[Records from a collection]
★ ★ ★ ★ ★

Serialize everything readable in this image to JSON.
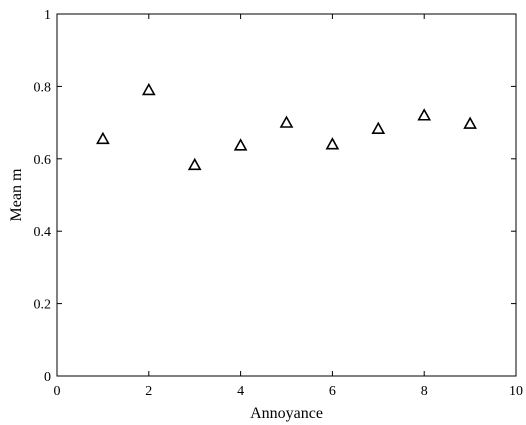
{
  "chart_data": {
    "type": "scatter",
    "title": "",
    "xlabel": "Annoyance",
    "ylabel": "Mean m",
    "xlim": [
      0,
      10
    ],
    "ylim": [
      0,
      1
    ],
    "xticks": [
      0,
      2,
      4,
      6,
      8,
      10
    ],
    "yticks": [
      0,
      0.2,
      0.4,
      0.6,
      0.8,
      1
    ],
    "xtick_labels": [
      "0",
      "2",
      "4",
      "6",
      "8",
      "10"
    ],
    "ytick_labels": [
      "0",
      "0.2",
      "0.4",
      "0.6",
      "0.8",
      "1"
    ],
    "grid": false,
    "marker": "triangle-open",
    "marker_color": "#000000",
    "series": [
      {
        "x": [
          1,
          2,
          3,
          4,
          5,
          6,
          7,
          8,
          9
        ],
        "y": [
          0.655,
          0.79,
          0.583,
          0.637,
          0.7,
          0.64,
          0.683,
          0.72,
          0.697
        ]
      }
    ]
  }
}
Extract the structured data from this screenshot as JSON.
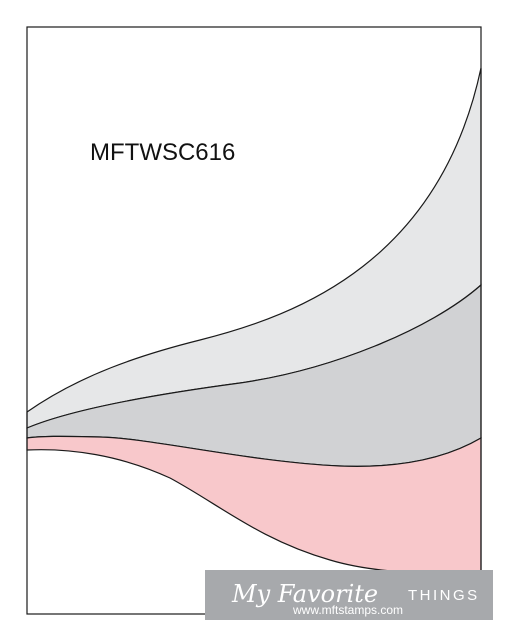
{
  "title": "MFTWSC616",
  "logo": {
    "script": "My Favorite",
    "caps": "THINGS",
    "url": "www.mftstamps.com"
  }
}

★ ★ ★ ★ ★

* **Given request**
Transcribe the whole listing, character for character, but not its images.

* **Solution for this problem**
Serialize everything readable in this image to JSON.
{
  "chart_data": {
    "type": "scatter",
    "title": "",
    "xlabel": "Annoyance",
    "ylabel": "Mean m",
    "xlim": [
      0,
      10
    ],
    "ylim": [
      0,
      1
    ],
    "xticks": [
      0,
      2,
      4,
      6,
      8,
      10
    ],
    "yticks": [
      0,
      0.2,
      0.4,
      0.6,
      0.8,
      1
    ],
    "xtick_labels": [
      "0",
      "2",
      "4",
      "6",
      "8",
      "10"
    ],
    "ytick_labels": [
      "0",
      "0.2",
      "0.4",
      "0.6",
      "0.8",
      "1"
    ],
    "grid": false,
    "marker": "triangle-open",
    "marker_color": "#000000",
    "series": [
      {
        "x": [
          1,
          2,
          3,
          4,
          5,
          6,
          7,
          8,
          9
        ],
        "y": [
          0.655,
          0.79,
          0.583,
          0.637,
          0.7,
          0.64,
          0.683,
          0.72,
          0.697
        ]
      }
    ]
  }
}
Extract the structured data from this screenshot as JSON.
{
  "title": "MFTWSC616",
  "logo": {
    "script": "My Favorite",
    "caps": "THINGS",
    "url": "www.mftstamps.com"
  }
}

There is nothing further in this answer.